Restate the records in their entirety, word for word.
---------- Input
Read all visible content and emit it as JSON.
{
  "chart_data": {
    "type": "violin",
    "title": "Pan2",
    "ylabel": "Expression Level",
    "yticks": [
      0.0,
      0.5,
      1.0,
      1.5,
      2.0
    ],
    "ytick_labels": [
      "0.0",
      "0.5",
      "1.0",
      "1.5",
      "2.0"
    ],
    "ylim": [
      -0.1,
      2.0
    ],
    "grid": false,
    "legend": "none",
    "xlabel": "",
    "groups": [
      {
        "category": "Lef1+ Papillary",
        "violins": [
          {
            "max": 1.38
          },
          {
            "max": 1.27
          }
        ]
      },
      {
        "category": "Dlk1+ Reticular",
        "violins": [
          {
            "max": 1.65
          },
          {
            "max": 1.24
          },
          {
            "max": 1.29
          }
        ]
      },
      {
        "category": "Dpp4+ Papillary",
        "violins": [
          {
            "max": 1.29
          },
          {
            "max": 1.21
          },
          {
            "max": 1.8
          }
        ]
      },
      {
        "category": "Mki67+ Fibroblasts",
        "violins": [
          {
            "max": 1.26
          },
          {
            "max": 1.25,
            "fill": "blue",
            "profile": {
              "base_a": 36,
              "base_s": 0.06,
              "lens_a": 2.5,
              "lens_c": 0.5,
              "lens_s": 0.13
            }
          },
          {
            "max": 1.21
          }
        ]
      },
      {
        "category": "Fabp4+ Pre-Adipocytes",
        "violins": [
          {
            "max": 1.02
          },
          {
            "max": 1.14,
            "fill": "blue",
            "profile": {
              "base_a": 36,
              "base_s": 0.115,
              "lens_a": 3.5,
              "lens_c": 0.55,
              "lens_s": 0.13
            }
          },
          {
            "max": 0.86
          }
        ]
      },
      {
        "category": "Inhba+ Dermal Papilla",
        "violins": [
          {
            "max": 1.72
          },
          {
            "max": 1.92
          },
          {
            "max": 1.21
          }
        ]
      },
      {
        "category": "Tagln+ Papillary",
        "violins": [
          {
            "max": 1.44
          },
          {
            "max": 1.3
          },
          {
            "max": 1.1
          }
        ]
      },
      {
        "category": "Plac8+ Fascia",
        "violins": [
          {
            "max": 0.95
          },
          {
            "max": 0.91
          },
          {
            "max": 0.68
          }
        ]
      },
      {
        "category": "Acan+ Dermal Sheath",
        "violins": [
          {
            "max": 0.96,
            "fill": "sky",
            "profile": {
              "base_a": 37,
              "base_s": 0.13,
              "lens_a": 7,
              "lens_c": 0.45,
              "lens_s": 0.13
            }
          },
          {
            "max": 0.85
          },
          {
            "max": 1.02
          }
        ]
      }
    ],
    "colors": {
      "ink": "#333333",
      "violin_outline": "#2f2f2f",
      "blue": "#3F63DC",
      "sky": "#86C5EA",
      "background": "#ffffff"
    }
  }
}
--------------------
» Solved exercise
Read all visible content and emit it as JSON.
{
  "chart_data": {
    "type": "violin",
    "title": "Pan2",
    "ylabel": "Expression Level",
    "yticks": [
      0.0,
      0.5,
      1.0,
      1.5,
      2.0
    ],
    "ytick_labels": [
      "0.0",
      "0.5",
      "1.0",
      "1.5",
      "2.0"
    ],
    "ylim": [
      -0.1,
      2.0
    ],
    "grid": false,
    "legend": "none",
    "xlabel": "",
    "groups": [
      {
        "category": "Lef1+ Papillary",
        "violins": [
          {
            "max": 1.38
          },
          {
            "max": 1.27
          }
        ]
      },
      {
        "category": "Dlk1+ Reticular",
        "violins": [
          {
            "max": 1.65
          },
          {
            "max": 1.24
          },
          {
            "max": 1.29
          }
        ]
      },
      {
        "category": "Dpp4+ Papillary",
        "violins": [
          {
            "max": 1.29
          },
          {
            "max": 1.21
          },
          {
            "max": 1.8
          }
        ]
      },
      {
        "category": "Mki67+ Fibroblasts",
        "violins": [
          {
            "max": 1.26
          },
          {
            "max": 1.25,
            "fill": "blue",
            "profile": {
              "base_a": 36,
              "base_s": 0.06,
              "lens_a": 2.5,
              "lens_c": 0.5,
              "lens_s": 0.13
            }
          },
          {
            "max": 1.21
          }
        ]
      },
      {
        "category": "Fabp4+ Pre-Adipocytes",
        "violins": [
          {
            "max": 1.02
          },
          {
            "max": 1.14,
            "fill": "blue",
            "profile": {
              "base_a": 36,
              "base_s": 0.115,
              "lens_a": 3.5,
              "lens_c": 0.55,
              "lens_s": 0.13
            }
          },
          {
            "max": 0.86
          }
        ]
      },
      {
        "category": "Inhba+ Dermal Papilla",
        "violins": [
          {
            "max": 1.72
          },
          {
            "max": 1.92
          },
          {
            "max": 1.21
          }
        ]
      },
      {
        "category": "Tagln+ Papillary",
        "violins": [
          {
            "max": 1.44
          },
          {
            "max": 1.3
          },
          {
            "max": 1.1
          }
        ]
      },
      {
        "category": "Plac8+ Fascia",
        "violins": [
          {
            "max": 0.95
          },
          {
            "max": 0.91
          },
          {
            "max": 0.68
          }
        ]
      },
      {
        "category": "Acan+ Dermal Sheath",
        "violins": [
          {
            "max": 0.96,
            "fill": "sky",
            "profile": {
              "base_a": 37,
              "base_s": 0.13,
              "lens_a": 7,
              "lens_c": 0.45,
              "lens_s": 0.13
            }
          },
          {
            "max": 0.85
          },
          {
            "max": 1.02
          }
        ]
      }
    ],
    "colors": {
      "ink": "#333333",
      "violin_outline": "#2f2f2f",
      "blue": "#3F63DC",
      "sky": "#86C5EA",
      "background": "#ffffff"
    }
  }
}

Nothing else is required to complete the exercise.